Your goal:
Report all lines holding "万金属吨".

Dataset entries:
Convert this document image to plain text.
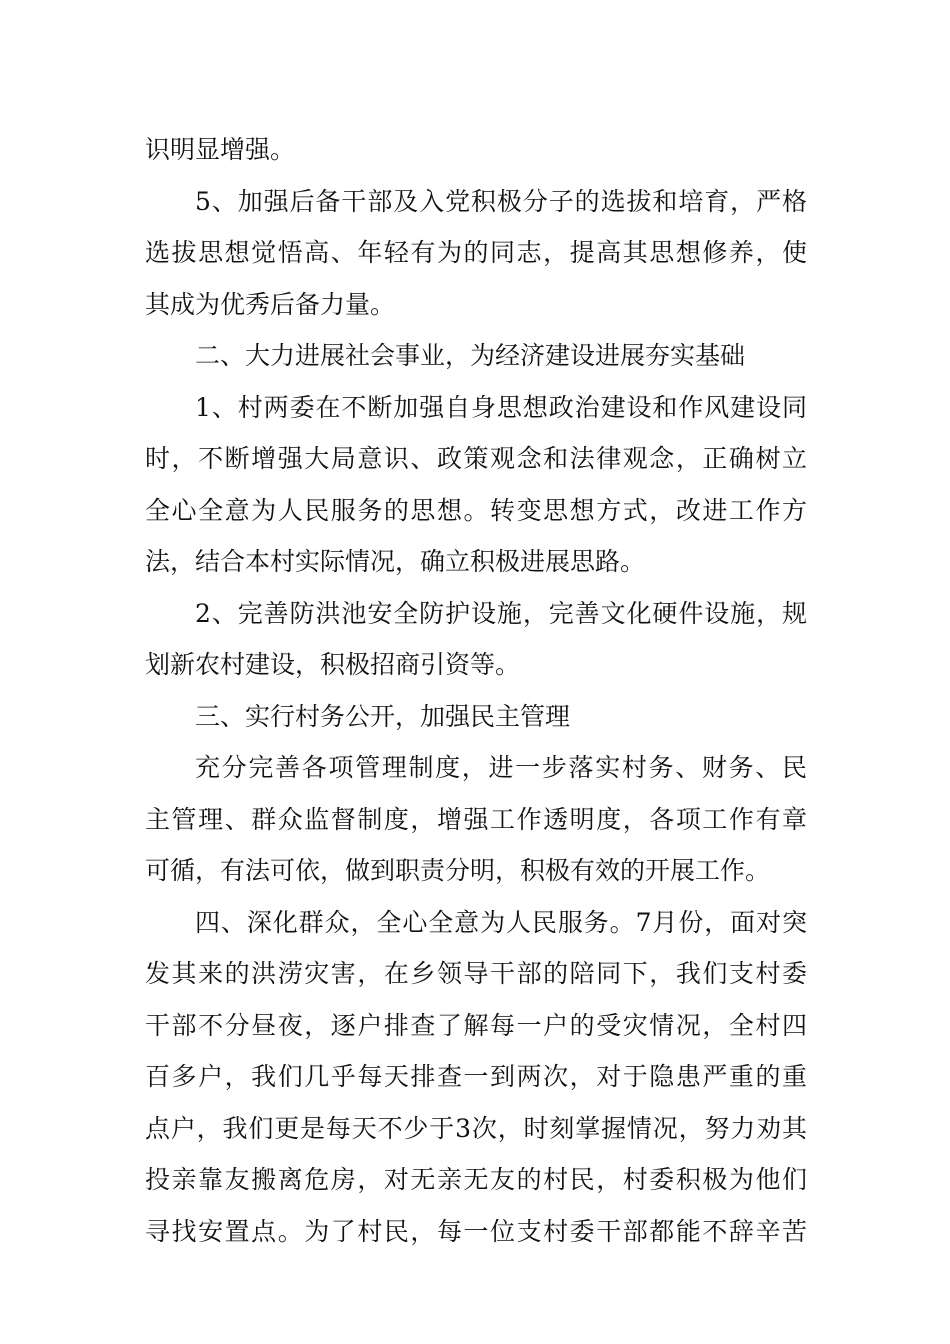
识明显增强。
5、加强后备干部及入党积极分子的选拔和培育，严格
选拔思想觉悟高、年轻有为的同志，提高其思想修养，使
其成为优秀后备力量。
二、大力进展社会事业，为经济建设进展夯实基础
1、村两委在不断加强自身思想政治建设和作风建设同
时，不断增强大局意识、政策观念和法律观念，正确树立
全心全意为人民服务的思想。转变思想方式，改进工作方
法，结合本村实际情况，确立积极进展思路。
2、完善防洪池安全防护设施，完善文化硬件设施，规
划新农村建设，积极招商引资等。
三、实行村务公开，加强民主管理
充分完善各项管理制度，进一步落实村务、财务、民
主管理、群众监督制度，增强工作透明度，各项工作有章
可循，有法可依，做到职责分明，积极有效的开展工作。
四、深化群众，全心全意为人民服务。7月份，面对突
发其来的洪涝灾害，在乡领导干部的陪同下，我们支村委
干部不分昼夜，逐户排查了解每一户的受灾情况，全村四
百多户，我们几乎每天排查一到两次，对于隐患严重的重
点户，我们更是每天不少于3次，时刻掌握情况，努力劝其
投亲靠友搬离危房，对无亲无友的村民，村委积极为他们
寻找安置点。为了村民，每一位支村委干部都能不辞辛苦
==
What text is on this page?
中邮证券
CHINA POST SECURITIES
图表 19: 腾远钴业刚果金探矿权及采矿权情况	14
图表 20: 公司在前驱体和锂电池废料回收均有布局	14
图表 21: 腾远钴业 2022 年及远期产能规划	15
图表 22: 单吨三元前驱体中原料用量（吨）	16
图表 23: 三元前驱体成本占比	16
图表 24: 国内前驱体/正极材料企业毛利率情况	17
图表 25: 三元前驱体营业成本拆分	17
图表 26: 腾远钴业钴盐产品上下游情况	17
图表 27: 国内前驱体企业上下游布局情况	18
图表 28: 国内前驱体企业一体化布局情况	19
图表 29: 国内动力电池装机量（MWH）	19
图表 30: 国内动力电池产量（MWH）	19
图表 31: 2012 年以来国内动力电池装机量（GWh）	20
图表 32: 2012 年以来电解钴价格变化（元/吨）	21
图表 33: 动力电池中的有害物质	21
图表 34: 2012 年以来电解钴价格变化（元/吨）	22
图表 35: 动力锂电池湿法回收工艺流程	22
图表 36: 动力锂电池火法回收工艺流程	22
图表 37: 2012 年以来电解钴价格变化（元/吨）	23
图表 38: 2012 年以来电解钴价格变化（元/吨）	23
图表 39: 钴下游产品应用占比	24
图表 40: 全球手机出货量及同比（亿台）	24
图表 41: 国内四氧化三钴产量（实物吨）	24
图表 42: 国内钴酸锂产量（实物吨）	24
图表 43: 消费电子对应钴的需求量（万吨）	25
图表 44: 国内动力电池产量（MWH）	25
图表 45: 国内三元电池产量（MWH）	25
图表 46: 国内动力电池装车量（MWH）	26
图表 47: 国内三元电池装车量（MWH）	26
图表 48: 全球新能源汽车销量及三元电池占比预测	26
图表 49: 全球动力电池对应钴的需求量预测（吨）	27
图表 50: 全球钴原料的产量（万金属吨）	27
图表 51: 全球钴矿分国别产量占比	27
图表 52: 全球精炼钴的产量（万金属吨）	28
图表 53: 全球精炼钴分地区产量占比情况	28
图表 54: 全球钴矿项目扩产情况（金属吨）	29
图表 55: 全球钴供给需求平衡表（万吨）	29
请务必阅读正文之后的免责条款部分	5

Full response:
图表 50: 全球钴原料的产量（万金属吨）	27
图表 52: 全球精炼钴的产量（万金属吨）	28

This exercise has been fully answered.